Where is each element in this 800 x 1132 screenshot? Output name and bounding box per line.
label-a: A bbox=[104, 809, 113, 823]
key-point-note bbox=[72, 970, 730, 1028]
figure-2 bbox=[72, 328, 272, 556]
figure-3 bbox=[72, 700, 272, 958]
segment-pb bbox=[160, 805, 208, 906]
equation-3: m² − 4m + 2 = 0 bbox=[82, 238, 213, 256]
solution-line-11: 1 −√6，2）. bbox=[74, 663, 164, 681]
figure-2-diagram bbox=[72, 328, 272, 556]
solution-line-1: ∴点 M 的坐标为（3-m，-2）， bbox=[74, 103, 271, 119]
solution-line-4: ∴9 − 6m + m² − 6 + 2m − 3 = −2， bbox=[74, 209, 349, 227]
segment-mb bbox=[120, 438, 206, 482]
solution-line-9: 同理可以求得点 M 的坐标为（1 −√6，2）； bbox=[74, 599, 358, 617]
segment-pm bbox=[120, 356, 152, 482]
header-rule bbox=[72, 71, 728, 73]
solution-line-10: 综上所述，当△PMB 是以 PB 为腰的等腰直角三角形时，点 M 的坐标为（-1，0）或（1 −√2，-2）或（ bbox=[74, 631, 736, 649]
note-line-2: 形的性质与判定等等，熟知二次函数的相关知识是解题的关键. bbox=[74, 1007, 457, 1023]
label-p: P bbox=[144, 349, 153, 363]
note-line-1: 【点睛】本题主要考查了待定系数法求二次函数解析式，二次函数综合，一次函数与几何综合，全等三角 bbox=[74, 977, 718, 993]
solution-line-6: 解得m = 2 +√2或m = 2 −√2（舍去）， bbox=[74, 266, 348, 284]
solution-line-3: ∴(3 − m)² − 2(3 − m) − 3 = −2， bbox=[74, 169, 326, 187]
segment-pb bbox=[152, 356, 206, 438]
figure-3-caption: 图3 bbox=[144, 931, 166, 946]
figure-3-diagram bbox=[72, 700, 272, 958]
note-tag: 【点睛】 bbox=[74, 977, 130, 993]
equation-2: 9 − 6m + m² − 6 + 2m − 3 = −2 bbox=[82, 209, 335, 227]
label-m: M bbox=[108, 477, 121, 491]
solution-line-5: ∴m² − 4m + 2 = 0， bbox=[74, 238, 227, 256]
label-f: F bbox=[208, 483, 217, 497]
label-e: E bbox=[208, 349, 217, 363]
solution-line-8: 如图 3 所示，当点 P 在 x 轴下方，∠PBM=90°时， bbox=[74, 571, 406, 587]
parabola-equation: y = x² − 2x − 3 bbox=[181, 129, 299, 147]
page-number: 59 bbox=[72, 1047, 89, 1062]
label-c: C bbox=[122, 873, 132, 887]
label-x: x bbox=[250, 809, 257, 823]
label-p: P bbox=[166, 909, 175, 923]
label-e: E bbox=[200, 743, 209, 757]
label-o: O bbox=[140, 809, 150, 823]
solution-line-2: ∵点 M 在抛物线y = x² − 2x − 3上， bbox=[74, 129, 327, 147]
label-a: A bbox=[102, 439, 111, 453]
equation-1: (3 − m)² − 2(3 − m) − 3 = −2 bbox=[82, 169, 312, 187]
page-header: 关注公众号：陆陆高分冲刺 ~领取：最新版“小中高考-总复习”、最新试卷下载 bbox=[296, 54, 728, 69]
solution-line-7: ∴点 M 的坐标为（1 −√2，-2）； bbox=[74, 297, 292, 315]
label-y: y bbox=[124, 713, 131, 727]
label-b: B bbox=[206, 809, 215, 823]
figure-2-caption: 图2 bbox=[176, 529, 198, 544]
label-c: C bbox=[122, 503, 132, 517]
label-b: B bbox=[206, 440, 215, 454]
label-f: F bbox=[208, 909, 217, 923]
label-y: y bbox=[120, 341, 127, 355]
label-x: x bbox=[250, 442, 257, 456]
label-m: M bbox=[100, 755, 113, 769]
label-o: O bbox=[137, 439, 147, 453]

...

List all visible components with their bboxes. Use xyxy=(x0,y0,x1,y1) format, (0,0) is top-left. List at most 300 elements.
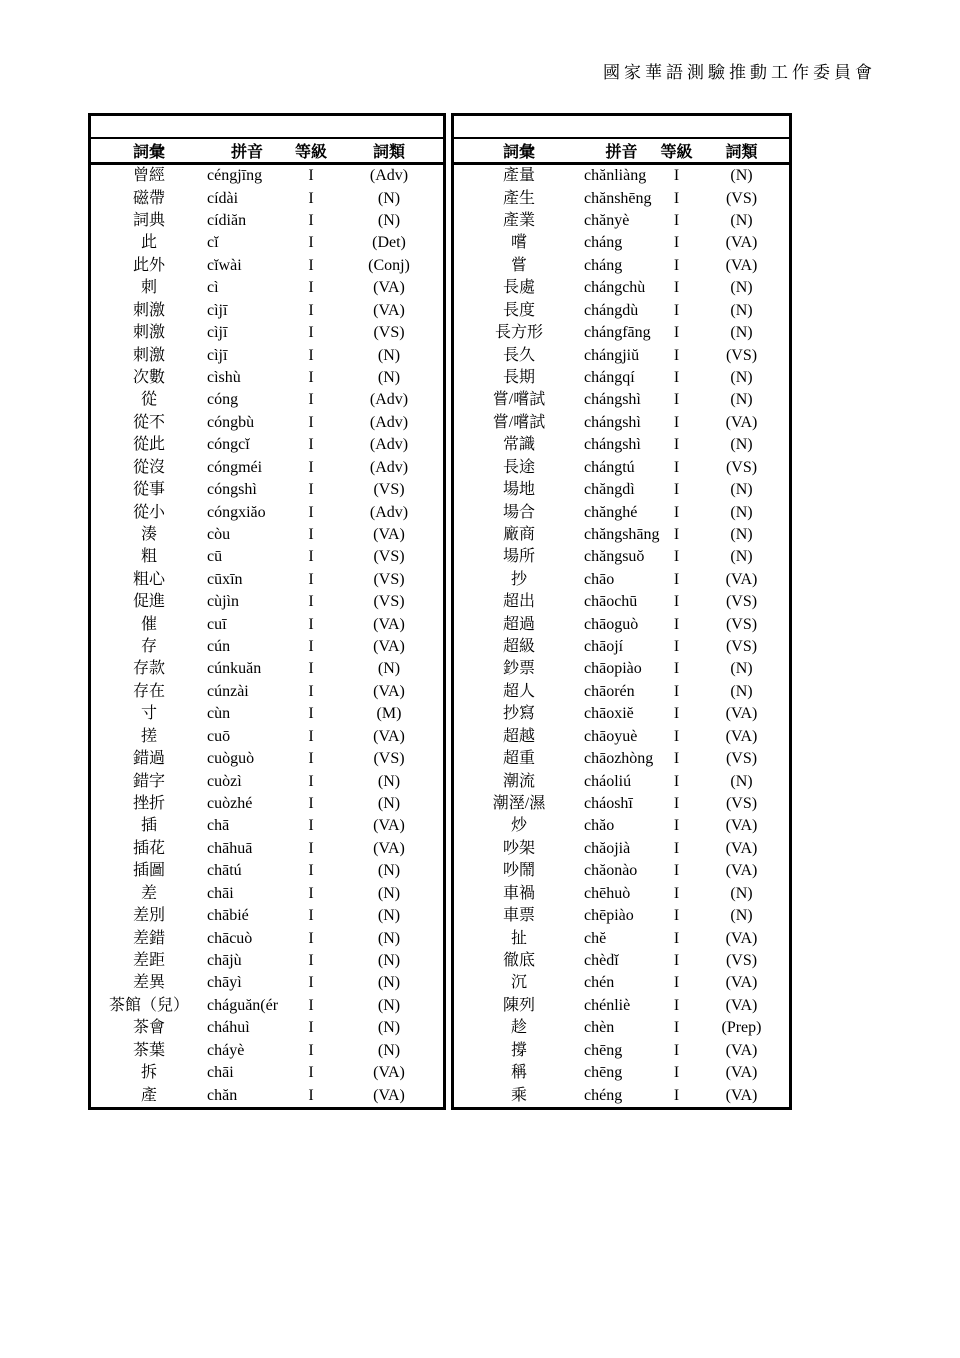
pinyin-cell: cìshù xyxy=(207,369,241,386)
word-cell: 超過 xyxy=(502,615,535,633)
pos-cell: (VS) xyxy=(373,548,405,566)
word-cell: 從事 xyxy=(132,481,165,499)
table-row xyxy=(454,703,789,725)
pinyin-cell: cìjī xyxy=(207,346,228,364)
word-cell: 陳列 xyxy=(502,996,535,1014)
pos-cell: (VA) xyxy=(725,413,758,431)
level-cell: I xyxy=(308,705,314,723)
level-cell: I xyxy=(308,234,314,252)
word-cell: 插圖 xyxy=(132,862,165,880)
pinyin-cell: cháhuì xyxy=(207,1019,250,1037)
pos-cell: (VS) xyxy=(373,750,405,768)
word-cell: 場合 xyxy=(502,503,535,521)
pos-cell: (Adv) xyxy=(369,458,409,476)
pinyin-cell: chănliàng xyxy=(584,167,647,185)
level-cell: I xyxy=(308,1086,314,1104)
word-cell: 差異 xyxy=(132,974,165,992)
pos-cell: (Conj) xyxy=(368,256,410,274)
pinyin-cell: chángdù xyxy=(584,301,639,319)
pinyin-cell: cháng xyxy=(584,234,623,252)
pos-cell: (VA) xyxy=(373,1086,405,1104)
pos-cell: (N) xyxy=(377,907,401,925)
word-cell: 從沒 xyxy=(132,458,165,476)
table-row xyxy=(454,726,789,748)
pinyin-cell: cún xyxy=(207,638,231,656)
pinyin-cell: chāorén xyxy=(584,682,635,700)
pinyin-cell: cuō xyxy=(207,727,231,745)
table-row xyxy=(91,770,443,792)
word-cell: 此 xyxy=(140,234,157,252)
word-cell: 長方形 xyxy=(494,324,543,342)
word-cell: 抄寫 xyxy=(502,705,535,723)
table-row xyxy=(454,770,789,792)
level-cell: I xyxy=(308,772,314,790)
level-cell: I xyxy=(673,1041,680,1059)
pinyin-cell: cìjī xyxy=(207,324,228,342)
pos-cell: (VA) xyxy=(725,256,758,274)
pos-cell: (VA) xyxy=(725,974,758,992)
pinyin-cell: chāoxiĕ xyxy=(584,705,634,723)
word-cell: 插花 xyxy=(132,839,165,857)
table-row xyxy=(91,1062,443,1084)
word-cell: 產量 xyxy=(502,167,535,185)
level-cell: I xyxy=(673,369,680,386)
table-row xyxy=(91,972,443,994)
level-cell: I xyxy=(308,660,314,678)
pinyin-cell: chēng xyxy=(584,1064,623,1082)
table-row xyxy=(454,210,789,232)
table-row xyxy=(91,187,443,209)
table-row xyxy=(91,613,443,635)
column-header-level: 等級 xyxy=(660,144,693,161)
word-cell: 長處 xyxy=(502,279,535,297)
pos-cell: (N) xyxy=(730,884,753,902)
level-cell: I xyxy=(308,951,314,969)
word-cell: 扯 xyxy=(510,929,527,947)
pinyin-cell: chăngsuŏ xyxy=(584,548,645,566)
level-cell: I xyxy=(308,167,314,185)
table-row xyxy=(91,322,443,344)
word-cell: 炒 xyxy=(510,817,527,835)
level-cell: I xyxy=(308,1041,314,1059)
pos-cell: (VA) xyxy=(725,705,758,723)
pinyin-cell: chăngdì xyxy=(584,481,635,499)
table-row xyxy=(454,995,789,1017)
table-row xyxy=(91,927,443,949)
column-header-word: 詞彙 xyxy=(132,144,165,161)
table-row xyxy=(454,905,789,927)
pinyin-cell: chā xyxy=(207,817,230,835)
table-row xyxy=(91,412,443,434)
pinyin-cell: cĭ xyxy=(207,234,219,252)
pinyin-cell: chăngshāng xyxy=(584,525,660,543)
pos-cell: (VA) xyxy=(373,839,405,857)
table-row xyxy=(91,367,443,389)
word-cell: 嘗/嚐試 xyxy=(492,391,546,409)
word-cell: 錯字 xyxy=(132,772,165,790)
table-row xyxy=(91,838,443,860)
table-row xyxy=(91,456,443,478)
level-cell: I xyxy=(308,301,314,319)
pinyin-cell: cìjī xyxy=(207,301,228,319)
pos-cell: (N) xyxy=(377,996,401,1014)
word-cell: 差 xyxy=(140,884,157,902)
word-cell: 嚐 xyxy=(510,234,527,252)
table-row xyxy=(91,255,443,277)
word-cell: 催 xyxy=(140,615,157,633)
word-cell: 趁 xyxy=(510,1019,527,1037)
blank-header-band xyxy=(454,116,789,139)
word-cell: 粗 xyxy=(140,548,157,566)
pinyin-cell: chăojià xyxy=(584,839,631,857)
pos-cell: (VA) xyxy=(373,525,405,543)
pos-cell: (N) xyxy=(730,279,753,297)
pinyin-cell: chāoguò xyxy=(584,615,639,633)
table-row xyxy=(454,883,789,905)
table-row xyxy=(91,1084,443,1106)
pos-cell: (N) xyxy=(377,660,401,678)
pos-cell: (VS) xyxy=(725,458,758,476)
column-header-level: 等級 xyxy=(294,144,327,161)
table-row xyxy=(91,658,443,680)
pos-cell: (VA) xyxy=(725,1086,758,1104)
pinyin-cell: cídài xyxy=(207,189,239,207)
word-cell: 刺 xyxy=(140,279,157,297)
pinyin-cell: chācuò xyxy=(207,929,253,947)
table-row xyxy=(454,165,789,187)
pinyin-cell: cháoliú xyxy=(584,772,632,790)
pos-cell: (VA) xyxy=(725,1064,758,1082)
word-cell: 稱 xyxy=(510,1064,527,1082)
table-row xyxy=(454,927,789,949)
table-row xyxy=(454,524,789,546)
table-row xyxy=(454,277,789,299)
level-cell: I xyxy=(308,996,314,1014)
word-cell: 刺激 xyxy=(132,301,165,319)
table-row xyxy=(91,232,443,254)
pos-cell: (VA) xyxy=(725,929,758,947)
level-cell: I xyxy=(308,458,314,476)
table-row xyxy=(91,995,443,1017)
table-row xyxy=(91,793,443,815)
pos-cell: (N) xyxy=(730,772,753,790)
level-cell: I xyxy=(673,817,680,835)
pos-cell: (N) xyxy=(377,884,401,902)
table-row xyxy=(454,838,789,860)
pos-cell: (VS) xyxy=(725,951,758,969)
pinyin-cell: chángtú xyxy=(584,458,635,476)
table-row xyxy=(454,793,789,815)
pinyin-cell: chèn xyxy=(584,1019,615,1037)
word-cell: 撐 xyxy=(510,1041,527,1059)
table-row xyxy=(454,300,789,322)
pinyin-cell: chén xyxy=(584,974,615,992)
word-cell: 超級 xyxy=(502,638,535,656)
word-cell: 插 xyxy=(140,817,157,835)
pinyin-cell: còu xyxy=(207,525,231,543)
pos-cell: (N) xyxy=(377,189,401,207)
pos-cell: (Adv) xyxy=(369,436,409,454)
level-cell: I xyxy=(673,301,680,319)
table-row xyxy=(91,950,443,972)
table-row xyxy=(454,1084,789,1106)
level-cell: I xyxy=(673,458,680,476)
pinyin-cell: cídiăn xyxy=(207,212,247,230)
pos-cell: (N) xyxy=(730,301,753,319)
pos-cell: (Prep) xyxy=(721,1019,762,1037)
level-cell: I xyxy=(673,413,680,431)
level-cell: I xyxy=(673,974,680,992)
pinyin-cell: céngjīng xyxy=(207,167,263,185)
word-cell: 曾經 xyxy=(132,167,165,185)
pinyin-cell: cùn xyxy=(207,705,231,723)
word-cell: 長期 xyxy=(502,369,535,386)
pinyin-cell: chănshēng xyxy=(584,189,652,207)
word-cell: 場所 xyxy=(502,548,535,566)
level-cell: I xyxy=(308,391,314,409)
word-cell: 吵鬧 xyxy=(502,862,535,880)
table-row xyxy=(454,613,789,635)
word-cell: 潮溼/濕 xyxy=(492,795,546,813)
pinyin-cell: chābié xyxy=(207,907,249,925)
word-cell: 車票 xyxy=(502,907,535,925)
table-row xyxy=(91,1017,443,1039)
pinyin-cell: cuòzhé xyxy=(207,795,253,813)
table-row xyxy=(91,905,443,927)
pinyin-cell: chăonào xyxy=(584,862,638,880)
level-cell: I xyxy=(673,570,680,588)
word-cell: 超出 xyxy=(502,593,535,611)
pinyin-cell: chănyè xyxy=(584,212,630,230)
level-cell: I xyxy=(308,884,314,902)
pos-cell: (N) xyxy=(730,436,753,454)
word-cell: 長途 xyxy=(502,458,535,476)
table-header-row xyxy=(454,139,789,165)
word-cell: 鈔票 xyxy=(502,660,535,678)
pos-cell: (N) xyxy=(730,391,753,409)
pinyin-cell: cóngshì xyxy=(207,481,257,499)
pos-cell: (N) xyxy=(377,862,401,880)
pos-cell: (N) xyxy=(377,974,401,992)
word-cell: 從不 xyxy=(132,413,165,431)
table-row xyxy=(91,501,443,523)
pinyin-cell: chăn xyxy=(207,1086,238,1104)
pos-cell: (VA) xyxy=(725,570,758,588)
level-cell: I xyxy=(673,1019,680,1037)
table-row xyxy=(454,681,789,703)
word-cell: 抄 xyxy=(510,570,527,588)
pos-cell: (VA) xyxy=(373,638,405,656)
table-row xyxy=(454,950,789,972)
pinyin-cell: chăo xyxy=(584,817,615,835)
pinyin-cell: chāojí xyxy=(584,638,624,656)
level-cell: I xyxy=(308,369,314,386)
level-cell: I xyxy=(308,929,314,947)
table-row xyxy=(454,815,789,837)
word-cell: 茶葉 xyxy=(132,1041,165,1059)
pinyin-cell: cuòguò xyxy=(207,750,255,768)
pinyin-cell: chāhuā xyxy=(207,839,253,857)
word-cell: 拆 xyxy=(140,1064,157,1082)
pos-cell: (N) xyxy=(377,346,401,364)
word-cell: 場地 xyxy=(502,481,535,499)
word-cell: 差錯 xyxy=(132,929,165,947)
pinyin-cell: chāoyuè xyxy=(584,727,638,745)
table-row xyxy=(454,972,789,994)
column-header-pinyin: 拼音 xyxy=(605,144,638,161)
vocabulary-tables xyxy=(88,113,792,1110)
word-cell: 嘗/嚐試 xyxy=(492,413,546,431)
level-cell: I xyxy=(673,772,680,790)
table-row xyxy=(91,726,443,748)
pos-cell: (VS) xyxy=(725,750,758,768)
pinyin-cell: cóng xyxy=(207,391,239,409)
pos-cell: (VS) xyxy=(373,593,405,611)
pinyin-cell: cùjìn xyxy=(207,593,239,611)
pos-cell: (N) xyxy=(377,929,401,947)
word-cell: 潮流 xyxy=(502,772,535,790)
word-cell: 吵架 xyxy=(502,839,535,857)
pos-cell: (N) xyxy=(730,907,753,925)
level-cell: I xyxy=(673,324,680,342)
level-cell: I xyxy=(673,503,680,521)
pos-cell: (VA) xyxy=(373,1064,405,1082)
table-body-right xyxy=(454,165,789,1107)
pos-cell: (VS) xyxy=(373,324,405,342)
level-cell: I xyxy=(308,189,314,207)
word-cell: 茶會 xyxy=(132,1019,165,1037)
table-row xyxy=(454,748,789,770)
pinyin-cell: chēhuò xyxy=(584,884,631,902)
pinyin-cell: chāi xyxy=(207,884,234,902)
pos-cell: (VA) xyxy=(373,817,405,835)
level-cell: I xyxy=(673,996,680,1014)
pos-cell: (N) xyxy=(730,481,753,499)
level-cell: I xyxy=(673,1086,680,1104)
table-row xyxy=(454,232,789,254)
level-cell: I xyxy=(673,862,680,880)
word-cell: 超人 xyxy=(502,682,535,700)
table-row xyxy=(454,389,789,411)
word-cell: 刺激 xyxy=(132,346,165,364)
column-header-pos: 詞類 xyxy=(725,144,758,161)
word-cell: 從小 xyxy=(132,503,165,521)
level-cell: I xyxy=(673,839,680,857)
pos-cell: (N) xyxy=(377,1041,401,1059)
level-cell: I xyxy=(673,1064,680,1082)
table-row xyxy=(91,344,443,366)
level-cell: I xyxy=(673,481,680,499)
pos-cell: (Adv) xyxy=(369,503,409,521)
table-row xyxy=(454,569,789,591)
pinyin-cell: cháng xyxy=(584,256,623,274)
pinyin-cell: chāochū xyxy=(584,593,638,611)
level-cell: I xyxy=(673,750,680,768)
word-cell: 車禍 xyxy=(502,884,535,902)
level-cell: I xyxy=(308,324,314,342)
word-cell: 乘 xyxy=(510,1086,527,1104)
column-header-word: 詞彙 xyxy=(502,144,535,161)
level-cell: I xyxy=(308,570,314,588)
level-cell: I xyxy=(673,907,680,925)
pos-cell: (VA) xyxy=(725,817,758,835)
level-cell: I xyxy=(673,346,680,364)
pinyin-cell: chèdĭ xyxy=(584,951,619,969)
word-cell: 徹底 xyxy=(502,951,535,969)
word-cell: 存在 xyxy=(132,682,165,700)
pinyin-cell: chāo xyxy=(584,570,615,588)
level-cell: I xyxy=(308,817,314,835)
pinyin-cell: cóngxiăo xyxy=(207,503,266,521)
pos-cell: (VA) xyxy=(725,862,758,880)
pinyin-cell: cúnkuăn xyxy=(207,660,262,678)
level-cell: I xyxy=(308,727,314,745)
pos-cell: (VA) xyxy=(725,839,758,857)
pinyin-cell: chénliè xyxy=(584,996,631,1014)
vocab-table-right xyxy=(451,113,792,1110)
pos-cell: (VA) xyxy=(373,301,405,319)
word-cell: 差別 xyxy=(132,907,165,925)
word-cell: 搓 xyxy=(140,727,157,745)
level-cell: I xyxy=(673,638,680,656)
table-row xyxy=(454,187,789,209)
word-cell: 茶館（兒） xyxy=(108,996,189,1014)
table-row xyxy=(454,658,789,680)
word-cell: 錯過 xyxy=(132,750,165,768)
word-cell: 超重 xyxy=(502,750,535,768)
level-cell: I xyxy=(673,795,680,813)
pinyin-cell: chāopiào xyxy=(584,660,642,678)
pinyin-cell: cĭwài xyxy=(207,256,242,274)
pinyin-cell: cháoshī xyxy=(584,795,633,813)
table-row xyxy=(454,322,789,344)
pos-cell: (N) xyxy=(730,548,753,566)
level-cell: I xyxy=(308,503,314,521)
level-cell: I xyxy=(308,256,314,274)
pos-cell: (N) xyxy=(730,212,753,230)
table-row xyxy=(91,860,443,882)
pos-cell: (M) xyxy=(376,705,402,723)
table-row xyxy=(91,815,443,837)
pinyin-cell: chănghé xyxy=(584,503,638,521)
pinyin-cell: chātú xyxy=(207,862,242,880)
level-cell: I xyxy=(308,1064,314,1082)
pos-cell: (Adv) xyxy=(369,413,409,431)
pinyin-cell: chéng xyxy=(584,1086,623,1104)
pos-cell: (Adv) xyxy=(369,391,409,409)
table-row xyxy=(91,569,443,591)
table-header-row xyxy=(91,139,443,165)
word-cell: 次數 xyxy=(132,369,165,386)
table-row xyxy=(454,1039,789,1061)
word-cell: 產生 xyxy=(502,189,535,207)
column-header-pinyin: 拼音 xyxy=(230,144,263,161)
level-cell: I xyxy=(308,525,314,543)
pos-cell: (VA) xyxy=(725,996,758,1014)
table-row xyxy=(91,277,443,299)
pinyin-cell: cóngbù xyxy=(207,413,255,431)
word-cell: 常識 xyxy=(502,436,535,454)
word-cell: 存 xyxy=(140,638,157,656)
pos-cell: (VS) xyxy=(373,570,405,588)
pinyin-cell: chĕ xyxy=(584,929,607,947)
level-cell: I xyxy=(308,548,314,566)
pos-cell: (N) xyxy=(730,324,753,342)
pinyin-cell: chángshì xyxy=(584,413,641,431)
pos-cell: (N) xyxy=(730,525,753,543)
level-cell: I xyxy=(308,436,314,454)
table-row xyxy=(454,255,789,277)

==

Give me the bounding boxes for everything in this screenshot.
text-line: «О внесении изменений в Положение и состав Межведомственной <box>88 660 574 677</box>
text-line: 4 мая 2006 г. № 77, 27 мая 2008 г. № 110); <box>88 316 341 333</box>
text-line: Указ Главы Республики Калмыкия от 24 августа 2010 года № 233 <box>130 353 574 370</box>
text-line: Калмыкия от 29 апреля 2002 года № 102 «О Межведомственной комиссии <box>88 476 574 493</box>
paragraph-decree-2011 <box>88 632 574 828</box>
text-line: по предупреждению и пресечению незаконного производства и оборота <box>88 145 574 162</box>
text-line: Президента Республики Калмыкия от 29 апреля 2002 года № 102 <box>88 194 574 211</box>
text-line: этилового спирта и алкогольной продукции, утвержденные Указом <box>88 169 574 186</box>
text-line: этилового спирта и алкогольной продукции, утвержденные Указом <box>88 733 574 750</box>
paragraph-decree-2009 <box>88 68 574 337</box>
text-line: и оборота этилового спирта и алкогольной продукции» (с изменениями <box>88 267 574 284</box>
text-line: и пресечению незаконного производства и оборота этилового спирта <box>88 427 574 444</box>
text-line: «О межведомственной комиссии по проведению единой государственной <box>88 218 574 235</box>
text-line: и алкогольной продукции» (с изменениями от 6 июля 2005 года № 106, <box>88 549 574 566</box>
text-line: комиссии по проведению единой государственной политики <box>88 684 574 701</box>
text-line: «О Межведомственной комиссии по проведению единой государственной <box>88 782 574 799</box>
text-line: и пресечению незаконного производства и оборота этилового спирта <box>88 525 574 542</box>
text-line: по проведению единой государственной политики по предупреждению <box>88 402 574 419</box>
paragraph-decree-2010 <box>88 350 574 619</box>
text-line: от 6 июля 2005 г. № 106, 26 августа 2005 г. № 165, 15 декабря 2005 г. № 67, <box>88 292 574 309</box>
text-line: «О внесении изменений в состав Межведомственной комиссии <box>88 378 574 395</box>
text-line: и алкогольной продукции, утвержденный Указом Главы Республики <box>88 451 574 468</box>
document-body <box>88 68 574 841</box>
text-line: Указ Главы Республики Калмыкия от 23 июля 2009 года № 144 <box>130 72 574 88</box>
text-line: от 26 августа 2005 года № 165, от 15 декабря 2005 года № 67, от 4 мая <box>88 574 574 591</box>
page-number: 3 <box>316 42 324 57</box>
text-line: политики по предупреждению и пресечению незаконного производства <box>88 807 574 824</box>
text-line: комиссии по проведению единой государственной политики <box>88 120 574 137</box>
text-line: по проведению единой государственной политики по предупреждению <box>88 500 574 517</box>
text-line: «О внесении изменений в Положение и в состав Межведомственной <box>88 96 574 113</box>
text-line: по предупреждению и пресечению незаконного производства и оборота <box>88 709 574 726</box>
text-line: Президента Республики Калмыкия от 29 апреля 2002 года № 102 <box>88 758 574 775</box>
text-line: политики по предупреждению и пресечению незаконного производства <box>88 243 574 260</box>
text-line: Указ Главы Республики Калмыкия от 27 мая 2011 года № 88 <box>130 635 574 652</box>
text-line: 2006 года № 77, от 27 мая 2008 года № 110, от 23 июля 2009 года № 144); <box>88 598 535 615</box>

-- PROBLEM STATEMENT --
Please reproduce the part of the listing that opens with the line containing "Where is each" and closes with the line containing "segment-pb bbox=[160, 805, 208, 906]", both of those lines included, with every line exactly as it appears.

-- TASK OUTPUT --
Where is each element in this 800 x 1132 screenshot? Output name and bounding box per line.
label-a: A bbox=[104, 809, 113, 823]
key-point-note bbox=[72, 970, 730, 1028]
figure-2 bbox=[72, 328, 272, 556]
figure-3 bbox=[72, 700, 272, 958]
segment-pb bbox=[160, 805, 208, 906]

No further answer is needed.